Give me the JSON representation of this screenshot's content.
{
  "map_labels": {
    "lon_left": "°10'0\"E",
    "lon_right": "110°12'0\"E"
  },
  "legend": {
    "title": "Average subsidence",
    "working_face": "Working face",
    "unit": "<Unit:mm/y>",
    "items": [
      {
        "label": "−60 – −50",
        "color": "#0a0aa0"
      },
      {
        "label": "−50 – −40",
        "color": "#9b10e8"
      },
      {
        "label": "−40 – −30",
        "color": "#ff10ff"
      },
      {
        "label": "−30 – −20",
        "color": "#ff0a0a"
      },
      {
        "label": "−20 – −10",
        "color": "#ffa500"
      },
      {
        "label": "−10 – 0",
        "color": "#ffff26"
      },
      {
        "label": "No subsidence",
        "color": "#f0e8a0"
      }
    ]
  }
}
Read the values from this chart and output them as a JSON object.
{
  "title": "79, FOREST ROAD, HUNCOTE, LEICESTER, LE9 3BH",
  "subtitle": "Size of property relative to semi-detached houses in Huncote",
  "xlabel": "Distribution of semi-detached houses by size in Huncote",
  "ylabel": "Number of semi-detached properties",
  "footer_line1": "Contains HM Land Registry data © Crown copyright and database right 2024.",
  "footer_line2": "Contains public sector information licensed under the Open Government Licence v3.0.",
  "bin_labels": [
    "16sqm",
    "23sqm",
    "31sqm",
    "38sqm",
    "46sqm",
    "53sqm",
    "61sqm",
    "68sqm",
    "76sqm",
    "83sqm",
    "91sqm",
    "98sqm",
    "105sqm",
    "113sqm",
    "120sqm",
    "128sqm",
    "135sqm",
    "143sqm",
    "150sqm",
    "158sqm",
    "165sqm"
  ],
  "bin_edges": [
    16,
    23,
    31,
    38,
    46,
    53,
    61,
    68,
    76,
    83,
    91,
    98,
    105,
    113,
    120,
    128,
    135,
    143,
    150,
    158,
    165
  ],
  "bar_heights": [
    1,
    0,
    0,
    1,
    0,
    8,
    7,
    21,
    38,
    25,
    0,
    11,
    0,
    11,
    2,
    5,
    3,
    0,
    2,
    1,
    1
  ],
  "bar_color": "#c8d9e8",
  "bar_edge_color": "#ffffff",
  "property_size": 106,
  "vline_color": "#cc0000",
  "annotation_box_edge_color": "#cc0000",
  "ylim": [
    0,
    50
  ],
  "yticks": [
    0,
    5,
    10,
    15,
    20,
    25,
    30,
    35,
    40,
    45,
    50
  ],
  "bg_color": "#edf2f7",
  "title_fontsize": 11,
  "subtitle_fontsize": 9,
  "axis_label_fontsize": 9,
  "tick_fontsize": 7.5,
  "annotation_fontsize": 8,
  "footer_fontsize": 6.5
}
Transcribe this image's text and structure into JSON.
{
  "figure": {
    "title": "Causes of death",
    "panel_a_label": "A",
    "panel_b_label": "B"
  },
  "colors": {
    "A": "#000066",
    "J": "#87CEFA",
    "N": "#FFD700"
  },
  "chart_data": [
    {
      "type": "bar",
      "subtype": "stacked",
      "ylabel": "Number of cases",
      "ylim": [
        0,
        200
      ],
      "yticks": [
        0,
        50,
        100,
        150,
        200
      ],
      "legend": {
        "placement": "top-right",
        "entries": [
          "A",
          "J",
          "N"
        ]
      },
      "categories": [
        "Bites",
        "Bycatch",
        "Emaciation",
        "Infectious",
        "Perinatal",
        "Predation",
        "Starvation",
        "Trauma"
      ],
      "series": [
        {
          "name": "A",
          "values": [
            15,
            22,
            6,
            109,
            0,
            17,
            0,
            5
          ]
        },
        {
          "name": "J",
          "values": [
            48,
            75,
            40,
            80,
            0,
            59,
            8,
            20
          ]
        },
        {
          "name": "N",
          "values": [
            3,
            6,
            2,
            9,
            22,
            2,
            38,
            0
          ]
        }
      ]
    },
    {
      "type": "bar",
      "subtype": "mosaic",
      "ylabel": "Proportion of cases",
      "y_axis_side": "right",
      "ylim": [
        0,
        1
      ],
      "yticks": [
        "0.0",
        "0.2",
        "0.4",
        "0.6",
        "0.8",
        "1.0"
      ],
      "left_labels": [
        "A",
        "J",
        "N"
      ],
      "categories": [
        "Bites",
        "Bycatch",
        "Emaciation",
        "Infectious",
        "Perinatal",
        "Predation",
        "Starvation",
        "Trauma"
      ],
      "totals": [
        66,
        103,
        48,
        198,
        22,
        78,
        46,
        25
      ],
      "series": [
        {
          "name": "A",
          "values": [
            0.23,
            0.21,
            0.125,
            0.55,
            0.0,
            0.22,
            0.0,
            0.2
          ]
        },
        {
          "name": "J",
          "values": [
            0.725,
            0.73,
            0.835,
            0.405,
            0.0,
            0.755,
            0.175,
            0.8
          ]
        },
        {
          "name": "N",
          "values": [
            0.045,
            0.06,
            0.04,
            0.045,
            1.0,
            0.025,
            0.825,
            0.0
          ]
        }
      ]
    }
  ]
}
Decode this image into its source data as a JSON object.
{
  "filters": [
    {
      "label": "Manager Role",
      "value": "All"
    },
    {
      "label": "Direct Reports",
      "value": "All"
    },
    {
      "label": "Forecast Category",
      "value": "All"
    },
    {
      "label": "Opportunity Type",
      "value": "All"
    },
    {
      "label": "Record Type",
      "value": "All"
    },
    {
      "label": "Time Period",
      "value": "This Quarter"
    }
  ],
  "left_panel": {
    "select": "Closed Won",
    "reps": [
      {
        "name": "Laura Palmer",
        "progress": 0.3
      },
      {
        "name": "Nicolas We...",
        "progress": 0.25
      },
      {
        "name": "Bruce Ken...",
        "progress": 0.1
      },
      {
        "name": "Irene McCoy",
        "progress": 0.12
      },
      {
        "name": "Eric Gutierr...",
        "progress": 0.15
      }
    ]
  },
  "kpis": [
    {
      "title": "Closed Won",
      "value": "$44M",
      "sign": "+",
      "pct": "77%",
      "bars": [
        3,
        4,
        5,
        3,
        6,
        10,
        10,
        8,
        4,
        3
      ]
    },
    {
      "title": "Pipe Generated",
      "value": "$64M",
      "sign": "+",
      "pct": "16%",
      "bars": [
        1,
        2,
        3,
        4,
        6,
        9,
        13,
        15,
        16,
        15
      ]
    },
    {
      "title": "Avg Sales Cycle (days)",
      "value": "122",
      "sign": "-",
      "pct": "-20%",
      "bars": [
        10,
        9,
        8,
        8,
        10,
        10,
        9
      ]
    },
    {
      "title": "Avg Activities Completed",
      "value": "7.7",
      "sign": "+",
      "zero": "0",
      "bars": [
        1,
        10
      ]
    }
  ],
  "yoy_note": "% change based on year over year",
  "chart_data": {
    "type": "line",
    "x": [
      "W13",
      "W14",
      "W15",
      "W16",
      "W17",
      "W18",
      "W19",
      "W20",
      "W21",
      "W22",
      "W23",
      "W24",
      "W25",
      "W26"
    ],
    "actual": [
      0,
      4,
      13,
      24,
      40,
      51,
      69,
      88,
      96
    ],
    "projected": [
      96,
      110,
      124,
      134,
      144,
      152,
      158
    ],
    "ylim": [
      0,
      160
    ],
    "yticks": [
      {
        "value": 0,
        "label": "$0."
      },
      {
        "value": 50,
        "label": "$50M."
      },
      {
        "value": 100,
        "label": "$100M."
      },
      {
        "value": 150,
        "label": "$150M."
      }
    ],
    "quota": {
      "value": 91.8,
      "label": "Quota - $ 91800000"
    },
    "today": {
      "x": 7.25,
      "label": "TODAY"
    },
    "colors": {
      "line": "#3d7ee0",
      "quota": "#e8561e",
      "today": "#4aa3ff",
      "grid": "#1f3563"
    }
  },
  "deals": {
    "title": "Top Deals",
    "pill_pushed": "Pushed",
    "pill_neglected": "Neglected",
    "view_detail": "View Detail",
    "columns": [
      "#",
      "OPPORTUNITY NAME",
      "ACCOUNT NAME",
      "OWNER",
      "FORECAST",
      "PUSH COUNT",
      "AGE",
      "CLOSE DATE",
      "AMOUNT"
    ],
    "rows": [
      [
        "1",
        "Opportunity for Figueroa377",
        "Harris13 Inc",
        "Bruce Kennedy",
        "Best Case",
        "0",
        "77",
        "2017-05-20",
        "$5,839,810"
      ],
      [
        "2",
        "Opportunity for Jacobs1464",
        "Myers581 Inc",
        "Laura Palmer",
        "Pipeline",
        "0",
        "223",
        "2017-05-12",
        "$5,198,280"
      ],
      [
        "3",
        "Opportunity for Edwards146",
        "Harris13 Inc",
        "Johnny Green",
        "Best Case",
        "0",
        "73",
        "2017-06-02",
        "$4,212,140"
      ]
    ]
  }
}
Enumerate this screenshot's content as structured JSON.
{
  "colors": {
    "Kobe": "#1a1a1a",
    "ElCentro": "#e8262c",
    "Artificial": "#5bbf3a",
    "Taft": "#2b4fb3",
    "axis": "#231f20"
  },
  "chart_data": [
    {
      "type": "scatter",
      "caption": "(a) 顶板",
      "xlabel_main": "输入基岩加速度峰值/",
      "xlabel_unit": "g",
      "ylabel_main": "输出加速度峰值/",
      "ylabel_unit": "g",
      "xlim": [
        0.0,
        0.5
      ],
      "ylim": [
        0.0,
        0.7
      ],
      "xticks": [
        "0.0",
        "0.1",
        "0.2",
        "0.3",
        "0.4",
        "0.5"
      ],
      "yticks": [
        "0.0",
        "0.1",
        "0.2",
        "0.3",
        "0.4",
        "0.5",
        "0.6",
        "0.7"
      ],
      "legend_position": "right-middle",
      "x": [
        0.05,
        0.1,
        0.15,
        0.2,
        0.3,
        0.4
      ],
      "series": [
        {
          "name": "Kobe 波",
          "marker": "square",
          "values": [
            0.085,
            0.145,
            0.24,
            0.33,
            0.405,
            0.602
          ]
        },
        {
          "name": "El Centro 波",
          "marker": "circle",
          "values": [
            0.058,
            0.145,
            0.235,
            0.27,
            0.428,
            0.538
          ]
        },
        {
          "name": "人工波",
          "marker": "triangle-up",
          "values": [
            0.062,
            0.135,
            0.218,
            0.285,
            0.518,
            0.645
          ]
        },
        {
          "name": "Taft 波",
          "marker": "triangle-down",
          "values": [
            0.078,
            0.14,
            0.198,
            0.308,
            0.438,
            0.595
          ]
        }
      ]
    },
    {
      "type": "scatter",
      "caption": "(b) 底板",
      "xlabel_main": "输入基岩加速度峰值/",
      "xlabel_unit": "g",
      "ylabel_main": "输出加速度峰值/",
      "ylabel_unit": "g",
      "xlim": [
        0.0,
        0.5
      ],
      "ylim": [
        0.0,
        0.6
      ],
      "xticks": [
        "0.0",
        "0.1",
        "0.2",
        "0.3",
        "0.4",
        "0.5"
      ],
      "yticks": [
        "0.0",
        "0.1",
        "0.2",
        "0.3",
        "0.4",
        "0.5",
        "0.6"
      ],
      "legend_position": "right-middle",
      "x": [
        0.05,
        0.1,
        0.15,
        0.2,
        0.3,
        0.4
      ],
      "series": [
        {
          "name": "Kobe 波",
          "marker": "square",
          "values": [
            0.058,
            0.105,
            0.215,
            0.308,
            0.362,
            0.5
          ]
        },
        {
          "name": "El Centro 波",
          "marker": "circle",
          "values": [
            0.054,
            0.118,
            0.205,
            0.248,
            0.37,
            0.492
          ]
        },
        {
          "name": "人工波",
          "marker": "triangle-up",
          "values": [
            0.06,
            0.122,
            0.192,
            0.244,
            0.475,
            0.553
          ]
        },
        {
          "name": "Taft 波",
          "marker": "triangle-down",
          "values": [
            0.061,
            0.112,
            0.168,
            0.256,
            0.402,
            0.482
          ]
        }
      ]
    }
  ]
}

» WORK REQUIRED: Look through the lines above and collect those with the word "cases".

» IN RESPONSE:
      "ylabel": "Number of cases",
      "ylabel": "Proportion of cases",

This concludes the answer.